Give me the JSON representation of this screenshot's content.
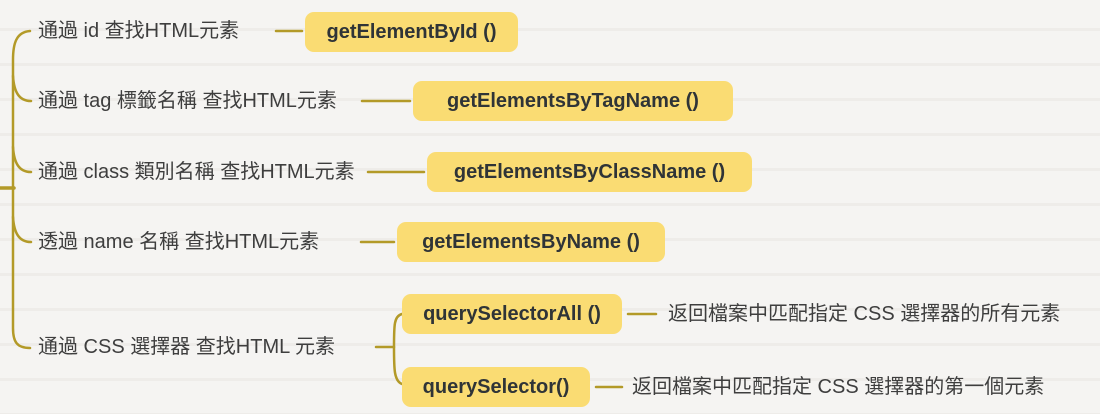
{
  "title": "DOM element lookup mind map",
  "colors": {
    "line": "#b39a28",
    "highlight": "#fadc73",
    "label_text": "#3e3e3e",
    "method_text": "#2f3437",
    "background": "#f5f4f2"
  },
  "branches": [
    {
      "label": "通過 id 查找HTML元素",
      "method": "getElementById ()"
    },
    {
      "label": "通過 tag 標籤名稱 查找HTML元素",
      "method": "getElementsByTagName ()"
    },
    {
      "label": "通過 class 類別名稱 查找HTML元素",
      "method": "getElementsByClassName ()"
    },
    {
      "label": "透過 name 名稱 查找HTML元素",
      "method": "getElementsByName ()"
    },
    {
      "label": "通過 CSS 選擇器 查找HTML 元素",
      "children": [
        {
          "method": "querySelectorAll ()",
          "description": "返回檔案中匹配指定 CSS 選擇器的所有元素"
        },
        {
          "method": "querySelector()",
          "description": "返回檔案中匹配指定 CSS 選擇器的第一個元素"
        }
      ]
    }
  ]
}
============================================================
Copy every line of the listing that includes the string "返回檔案中匹配指定".

          "description": "返回檔案中匹配指定 CSS 選擇器的所有元素"
          "description": "返回檔案中匹配指定 CSS 選擇器的第一個元素"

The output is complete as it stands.